*DOKUMENTAUSZUG*.
==================================================

Flughafen Zürich-Kloten: Deutsche wehren sich gegen Taxiverbot
Aktualisiert

Flughafen Zürich-KlotenDeutsche wehren sich gegen Taxiverbot

Die deutschen Taxiunternehmen, die ab Anfang 2011 keine Fahrgäste mehr vom Flughafen Zürich nach Deutschland fahren dürfen, wollen den Staatsvertrag kündigen.

In einem Staatsvertrag aus dem Jahr 1953 wird den deutschen Taxifahrern verboten, am Flughafen Zürich-Kloten Gäste abzuholen. Der Vertrag wurde aber nie angewendet. Es sei nicht nur rechtlich zweifelhaft, sondern vor allem politisch fragwürdig, ein Verbot durchzusetzen, wenn es zuvor über ein halbes Jahrhundert nicht mehr angewendet worden sei, schreibt die Industrie- und Handelskammer Hochrhein-Bodensee (IHK) in einem Communiqué vom Donnerstag.

Auf allen anderen Gebieten der grenzüberschreitenden Waren- und Personenbeförderung seien seither bilaterale Abkommen mit der EU geschlossen worden. Deren Geist lasse das jetzt ausgegrabene Verbot aus der Nachkriegszeit als «völlig überholt» erscheinen.

Abkommen jährliche kündbar

Das formal noch geltende Verbot jetzt zu aktivieren, bedeute einen «Rückfall auf ein lange überwundenes Niveau grenzüberschreitender Wirtschaftsbeziehungen», findet die Industrie- und Handelskammer. Das Abkommen gelte nur von Jahr zu Jahr. Bis am 30. September könnte es auf das Jahresende 2010 gekündigt werden.

Die IHK werde sich darum kümmern, schreibt sie in ihrer Mitteilung. Zunächst will IHK-Hauptgeschäftsführer Claudius Marx mit den Schweizer Nachbarn Kontakt aufnehmen und klären, ob die jahrzehntelange Praxis nicht beibehalten werden könne. Der Vorstoss der Schweizer Taxiunternehmen sei kontraproduktiv, um die Akzeptanz des Flughafens auf deutscher Seite zu verbessern, sagte er.

==================================================

*DATENSATZ*.
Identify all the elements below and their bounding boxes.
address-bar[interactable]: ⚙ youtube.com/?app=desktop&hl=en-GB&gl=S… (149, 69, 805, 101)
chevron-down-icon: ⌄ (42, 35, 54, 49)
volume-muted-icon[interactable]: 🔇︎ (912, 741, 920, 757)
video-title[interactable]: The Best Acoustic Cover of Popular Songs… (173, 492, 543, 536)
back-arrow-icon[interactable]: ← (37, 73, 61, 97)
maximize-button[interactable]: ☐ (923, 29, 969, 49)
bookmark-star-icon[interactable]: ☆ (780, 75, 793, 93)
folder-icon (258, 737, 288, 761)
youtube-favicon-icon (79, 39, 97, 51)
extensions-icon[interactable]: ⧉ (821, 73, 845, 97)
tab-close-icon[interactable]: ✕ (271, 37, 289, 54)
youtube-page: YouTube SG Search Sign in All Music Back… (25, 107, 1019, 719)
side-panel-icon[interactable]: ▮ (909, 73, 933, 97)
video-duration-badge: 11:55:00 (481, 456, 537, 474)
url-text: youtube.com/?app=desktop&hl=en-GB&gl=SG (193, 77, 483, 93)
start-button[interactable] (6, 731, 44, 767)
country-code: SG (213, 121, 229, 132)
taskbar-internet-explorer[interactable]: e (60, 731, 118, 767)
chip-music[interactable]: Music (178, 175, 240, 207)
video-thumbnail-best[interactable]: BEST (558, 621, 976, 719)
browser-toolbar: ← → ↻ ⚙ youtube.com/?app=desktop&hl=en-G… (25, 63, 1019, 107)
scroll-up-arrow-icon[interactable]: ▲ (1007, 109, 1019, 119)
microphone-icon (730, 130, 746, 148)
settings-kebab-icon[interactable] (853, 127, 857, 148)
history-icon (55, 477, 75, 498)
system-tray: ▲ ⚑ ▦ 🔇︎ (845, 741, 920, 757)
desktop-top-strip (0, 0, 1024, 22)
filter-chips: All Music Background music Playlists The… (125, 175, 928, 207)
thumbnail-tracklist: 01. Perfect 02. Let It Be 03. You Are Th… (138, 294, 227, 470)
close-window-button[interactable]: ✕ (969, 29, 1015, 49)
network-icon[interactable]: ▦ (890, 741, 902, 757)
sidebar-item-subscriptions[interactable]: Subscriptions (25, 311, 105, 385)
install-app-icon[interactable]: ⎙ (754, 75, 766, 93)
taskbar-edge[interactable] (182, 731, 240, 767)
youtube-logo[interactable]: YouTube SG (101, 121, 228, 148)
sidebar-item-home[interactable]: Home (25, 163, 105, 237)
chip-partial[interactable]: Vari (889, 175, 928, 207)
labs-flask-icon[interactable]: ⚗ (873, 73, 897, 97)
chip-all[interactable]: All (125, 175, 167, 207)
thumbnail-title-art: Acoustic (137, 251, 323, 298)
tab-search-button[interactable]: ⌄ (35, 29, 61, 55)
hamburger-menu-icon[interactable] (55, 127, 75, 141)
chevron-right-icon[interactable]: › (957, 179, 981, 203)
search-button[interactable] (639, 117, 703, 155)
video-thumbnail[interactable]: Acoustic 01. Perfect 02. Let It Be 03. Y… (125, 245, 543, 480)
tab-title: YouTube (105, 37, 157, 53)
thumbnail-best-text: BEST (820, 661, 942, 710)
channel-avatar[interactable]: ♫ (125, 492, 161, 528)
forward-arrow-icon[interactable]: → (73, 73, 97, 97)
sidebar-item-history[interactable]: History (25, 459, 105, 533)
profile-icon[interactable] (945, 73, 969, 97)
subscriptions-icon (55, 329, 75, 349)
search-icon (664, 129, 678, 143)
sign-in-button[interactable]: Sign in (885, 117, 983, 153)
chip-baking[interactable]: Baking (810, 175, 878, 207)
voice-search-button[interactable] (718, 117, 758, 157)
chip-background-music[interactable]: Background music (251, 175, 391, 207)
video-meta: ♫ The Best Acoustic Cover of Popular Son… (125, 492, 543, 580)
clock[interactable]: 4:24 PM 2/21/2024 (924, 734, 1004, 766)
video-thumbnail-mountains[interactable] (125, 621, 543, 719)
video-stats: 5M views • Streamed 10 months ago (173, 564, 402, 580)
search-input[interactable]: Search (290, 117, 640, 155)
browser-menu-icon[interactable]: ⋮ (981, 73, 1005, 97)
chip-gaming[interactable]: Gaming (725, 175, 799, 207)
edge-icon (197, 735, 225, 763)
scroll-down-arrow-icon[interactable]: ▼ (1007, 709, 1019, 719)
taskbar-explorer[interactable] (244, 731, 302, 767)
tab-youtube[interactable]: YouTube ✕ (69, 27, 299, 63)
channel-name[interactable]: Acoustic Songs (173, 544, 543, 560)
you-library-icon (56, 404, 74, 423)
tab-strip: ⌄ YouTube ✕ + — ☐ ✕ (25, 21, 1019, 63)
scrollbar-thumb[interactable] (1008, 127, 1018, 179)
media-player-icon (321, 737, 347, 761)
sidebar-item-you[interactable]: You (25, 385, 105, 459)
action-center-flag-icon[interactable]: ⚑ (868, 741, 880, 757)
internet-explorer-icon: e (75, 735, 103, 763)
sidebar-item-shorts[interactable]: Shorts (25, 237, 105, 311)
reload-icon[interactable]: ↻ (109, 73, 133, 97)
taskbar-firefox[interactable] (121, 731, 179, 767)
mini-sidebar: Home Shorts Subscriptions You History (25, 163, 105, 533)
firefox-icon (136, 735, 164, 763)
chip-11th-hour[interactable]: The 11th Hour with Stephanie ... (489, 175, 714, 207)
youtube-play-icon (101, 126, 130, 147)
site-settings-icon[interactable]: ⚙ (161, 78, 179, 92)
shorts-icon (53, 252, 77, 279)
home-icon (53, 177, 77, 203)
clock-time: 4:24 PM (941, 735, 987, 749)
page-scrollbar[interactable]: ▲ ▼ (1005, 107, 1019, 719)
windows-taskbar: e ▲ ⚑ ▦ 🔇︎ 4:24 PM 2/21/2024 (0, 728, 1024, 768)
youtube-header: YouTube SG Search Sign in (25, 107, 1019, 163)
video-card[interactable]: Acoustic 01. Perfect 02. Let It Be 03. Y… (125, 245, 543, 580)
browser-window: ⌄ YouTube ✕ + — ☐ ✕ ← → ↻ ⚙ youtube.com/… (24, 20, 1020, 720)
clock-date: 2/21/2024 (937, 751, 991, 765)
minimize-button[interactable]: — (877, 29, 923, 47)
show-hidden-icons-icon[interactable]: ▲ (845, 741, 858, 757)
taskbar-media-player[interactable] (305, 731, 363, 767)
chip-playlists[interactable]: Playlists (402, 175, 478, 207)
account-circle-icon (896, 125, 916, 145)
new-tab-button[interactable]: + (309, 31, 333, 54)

==================================================

*ARBEITSAUFTRAG*.
Beantworte die folgenden Fragen zum Artikel über das Taxiverbot am Flughafen Zürich.
1. Aus welchem Jahr stammt der Staatsvertrag, der deutschen Taxifahrern das Abholen von Gästen am Flughafen Zürich-Kloten verbietet?
2. Bis zu welchem Datum könnte das Abkommen auf das Jahresende 2010 gekündigt werden?
3. Wer will zunächst mit den Schweizer Nachbarn Kontakt aufnehmen?

*SCHRIFTLICHE ANTWORT*.
1. Aus dem Jahr 1953.
2. Bis am 30. September.
3. IHK-Hauptgeschäftsführer Claudius Marx.